→ BRIEF
Extract all of the entries and give them again, word for word.

________

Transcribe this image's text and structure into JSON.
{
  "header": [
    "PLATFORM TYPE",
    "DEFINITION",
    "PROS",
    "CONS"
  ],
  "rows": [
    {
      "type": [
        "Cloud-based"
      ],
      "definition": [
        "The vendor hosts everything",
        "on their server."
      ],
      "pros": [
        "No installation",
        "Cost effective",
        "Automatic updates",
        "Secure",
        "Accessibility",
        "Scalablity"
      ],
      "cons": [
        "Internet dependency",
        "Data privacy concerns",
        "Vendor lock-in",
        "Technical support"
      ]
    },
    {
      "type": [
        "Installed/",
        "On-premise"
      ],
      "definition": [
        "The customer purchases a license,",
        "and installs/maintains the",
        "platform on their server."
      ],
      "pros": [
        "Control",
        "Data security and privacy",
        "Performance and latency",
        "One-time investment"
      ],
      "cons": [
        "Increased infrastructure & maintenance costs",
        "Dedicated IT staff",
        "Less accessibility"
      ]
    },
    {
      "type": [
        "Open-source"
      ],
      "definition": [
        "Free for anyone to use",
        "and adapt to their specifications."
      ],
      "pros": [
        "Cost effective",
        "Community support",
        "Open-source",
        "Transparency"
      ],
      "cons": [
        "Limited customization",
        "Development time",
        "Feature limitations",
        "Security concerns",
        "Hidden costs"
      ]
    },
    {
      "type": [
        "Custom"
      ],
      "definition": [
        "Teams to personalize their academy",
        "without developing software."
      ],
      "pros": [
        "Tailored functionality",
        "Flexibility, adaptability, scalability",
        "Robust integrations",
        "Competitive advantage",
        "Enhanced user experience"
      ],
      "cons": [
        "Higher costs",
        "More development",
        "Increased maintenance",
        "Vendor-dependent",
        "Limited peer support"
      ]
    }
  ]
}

________

→ REPLY TO THE EXERCISE
Transcribe this image's text and structure into JSON.
{
  "header": [
    "PLATFORM TYPE",
    "DEFINITION",
    "PROS",
    "CONS"
  ],
  "rows": [
    {
      "type": [
        "Cloud-based"
      ],
      "definition": [
        "The vendor hosts everything",
        "on their server."
      ],
      "pros": [
        "No installation",
        "Cost effective",
        "Automatic updates",
        "Secure",
        "Accessibility",
        "Scalablity"
      ],
      "cons": [
        "Internet dependency",
        "Data privacy concerns",
        "Vendor lock-in",
        "Technical support"
      ]
    },
    {
      "type": [
        "Installed/",
        "On-premise"
      ],
      "definition": [
        "The customer purchases a license,",
        "and installs/maintains the",
        "platform on their server."
      ],
      "pros": [
        "Control",
        "Data security and privacy",
        "Performance and latency",
        "One-time investment"
      ],
      "cons": [
        "Increased infrastructure & maintenance costs",
        "Dedicated IT staff",
        "Less accessibility"
      ]
    },
    {
      "type": [
        "Open-source"
      ],
      "definition": [
        "Free for anyone to use",
        "and adapt to their specifications."
      ],
      "pros": [
        "Cost effective",
        "Community support",
        "Open-source",
        "Transparency"
      ],
      "cons": [
        "Limited customization",
        "Development time",
        "Feature limitations",
        "Security concerns",
        "Hidden costs"
      ]
    },
    {
      "type": [
        "Custom"
      ],
      "definition": [
        "Teams to personalize their academy",
        "without developing software."
      ],
      "pros": [
        "Tailored functionality",
        "Flexibility, adaptability, scalability",
        "Robust integrations",
        "Competitive advantage",
        "Enhanced user experience"
      ],
      "cons": [
        "Higher costs",
        "More development",
        "Increased maintenance",
        "Vendor-dependent",
        "Limited peer support"
      ]
    }
  ]
}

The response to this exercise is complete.